Material shown —
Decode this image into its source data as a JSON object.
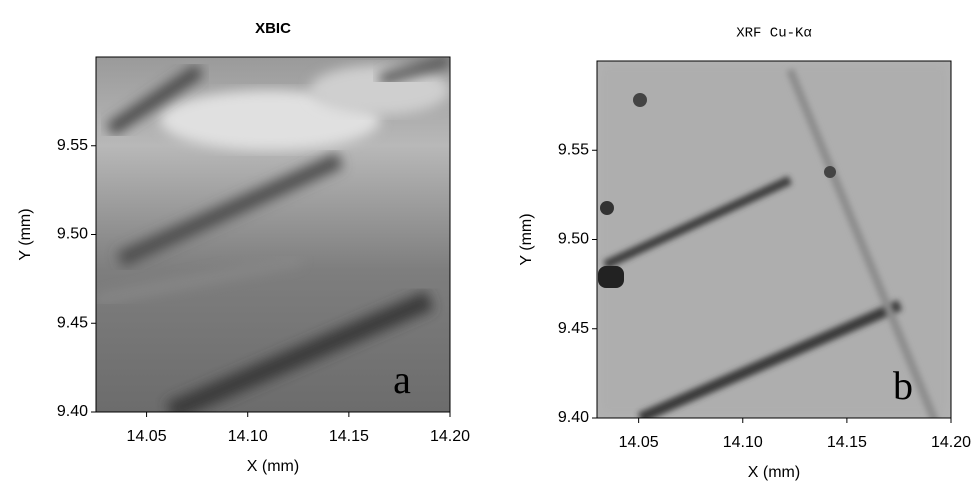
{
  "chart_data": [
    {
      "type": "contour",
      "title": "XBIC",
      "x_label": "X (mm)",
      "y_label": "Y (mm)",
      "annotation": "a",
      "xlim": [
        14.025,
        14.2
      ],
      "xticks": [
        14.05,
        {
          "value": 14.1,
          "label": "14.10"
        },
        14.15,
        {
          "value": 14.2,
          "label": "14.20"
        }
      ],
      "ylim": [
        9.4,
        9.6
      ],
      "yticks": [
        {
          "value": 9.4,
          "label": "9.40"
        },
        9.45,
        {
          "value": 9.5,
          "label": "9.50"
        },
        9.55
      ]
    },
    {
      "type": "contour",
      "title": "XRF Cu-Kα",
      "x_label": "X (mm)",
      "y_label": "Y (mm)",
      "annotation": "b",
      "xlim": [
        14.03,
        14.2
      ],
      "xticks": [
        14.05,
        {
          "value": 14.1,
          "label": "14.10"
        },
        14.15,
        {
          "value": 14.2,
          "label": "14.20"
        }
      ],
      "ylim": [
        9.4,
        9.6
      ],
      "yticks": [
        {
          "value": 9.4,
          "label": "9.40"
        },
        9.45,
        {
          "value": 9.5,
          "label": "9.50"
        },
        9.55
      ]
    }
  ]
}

Problem to work on — Reproduce all of the material exactly, apart from the pictures.

Solution to the problem —
Decode this image into its source data as a JSON object.
{
  "chart_data": [
    {
      "type": "contour",
      "title": "XBIC",
      "x_label": "X (mm)",
      "y_label": "Y (mm)",
      "annotation": "a",
      "xlim": [
        14.025,
        14.2
      ],
      "xticks": [
        14.05,
        {
          "value": 14.1,
          "label": "14.10"
        },
        14.15,
        {
          "value": 14.2,
          "label": "14.20"
        }
      ],
      "ylim": [
        9.4,
        9.6
      ],
      "yticks": [
        {
          "value": 9.4,
          "label": "9.40"
        },
        9.45,
        {
          "value": 9.5,
          "label": "9.50"
        },
        9.55
      ]
    },
    {
      "type": "contour",
      "title": "XRF Cu-Kα",
      "x_label": "X (mm)",
      "y_label": "Y (mm)",
      "annotation": "b",
      "xlim": [
        14.03,
        14.2
      ],
      "xticks": [
        14.05,
        {
          "value": 14.1,
          "label": "14.10"
        },
        14.15,
        {
          "value": 14.2,
          "label": "14.20"
        }
      ],
      "ylim": [
        9.4,
        9.6
      ],
      "yticks": [
        {
          "value": 9.4,
          "label": "9.40"
        },
        9.45,
        {
          "value": 9.5,
          "label": "9.50"
        },
        9.55
      ]
    }
  ]
}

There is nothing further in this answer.